## [WHAT THE TASK REQUIRES]
Retype everything from the first of the lines below down to the line containing "312, 891, 317]", including both ends.

Saved records:

□ □ □ □ □ □ □

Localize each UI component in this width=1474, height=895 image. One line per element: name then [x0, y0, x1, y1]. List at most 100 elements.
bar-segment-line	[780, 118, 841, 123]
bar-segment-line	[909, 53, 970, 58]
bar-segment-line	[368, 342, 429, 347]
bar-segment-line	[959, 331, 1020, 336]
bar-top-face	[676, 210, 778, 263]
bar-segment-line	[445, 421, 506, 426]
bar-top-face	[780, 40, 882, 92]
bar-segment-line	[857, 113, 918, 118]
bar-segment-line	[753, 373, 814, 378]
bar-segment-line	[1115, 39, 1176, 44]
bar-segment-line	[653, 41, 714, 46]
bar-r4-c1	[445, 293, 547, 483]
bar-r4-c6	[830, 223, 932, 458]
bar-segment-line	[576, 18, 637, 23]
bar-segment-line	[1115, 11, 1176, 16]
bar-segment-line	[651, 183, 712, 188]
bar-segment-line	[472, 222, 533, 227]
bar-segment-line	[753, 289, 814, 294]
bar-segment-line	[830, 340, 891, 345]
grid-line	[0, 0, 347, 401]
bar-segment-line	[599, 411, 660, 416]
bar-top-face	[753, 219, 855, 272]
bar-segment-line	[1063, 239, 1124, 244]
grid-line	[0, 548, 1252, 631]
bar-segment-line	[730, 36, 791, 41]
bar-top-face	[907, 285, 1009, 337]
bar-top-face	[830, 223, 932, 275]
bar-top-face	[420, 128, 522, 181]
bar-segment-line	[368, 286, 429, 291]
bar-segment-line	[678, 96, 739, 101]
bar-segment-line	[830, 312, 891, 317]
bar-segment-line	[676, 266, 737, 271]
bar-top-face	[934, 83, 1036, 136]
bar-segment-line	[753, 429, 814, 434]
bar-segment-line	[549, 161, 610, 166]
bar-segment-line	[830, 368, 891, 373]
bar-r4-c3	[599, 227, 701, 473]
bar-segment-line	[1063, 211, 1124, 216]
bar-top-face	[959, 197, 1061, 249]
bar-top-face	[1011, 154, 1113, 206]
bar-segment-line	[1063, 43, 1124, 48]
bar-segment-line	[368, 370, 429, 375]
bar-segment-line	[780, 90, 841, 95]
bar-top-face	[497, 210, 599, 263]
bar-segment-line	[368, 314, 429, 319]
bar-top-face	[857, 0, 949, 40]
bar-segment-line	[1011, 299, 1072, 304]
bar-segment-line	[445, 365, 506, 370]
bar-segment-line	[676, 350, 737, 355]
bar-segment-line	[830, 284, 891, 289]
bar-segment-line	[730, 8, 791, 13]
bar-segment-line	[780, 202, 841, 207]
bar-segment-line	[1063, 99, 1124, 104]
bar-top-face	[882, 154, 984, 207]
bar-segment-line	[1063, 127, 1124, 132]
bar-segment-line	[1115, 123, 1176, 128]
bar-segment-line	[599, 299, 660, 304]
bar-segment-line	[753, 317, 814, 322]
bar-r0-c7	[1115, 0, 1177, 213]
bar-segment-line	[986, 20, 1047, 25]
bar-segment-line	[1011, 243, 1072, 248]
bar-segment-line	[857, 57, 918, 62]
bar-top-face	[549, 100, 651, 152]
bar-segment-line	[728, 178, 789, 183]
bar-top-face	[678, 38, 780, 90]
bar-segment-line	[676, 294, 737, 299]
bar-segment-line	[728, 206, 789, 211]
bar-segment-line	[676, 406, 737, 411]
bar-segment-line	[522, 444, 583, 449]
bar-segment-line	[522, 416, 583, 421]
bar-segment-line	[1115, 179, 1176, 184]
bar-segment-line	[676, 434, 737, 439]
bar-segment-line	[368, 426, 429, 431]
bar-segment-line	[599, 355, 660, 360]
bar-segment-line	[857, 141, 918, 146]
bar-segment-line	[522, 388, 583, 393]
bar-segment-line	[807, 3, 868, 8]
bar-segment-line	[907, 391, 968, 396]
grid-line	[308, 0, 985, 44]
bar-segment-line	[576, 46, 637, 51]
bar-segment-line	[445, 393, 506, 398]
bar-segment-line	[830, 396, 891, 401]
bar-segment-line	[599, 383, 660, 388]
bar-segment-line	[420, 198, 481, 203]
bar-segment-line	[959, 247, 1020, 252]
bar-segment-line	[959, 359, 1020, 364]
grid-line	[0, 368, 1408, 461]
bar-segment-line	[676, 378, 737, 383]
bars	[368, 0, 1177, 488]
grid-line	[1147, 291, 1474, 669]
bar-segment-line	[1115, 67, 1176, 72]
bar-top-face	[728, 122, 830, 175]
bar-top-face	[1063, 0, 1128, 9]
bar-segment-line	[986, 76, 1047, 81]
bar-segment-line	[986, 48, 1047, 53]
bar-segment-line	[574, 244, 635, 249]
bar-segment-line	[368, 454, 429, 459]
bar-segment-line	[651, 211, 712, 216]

□ □ □ □ □ □ □

## [RESULT]
Localize each UI component in this width=1474, height=895 image. One line per element: name then [x0, y0, x1, y1]. List at most 100 elements.
bar-segment-line	[780, 118, 841, 123]
bar-segment-line	[909, 53, 970, 58]
bar-segment-line	[368, 342, 429, 347]
bar-segment-line	[959, 331, 1020, 336]
bar-top-face	[676, 210, 778, 263]
bar-segment-line	[445, 421, 506, 426]
bar-top-face	[780, 40, 882, 92]
bar-segment-line	[857, 113, 918, 118]
bar-segment-line	[753, 373, 814, 378]
bar-segment-line	[1115, 39, 1176, 44]
bar-segment-line	[653, 41, 714, 46]
bar-r4-c1	[445, 293, 547, 483]
bar-r4-c6	[830, 223, 932, 458]
bar-segment-line	[576, 18, 637, 23]
bar-segment-line	[1115, 11, 1176, 16]
bar-segment-line	[651, 183, 712, 188]
bar-segment-line	[472, 222, 533, 227]
bar-segment-line	[753, 289, 814, 294]
bar-segment-line	[830, 340, 891, 345]
grid-line	[0, 0, 347, 401]
bar-segment-line	[599, 411, 660, 416]
bar-top-face	[753, 219, 855, 272]
bar-segment-line	[1063, 239, 1124, 244]
grid-line	[0, 548, 1252, 631]
bar-segment-line	[730, 36, 791, 41]
bar-top-face	[907, 285, 1009, 337]
bar-top-face	[830, 223, 932, 275]
bar-top-face	[420, 128, 522, 181]
bar-segment-line	[368, 286, 429, 291]
bar-segment-line	[678, 96, 739, 101]
bar-segment-line	[830, 312, 891, 317]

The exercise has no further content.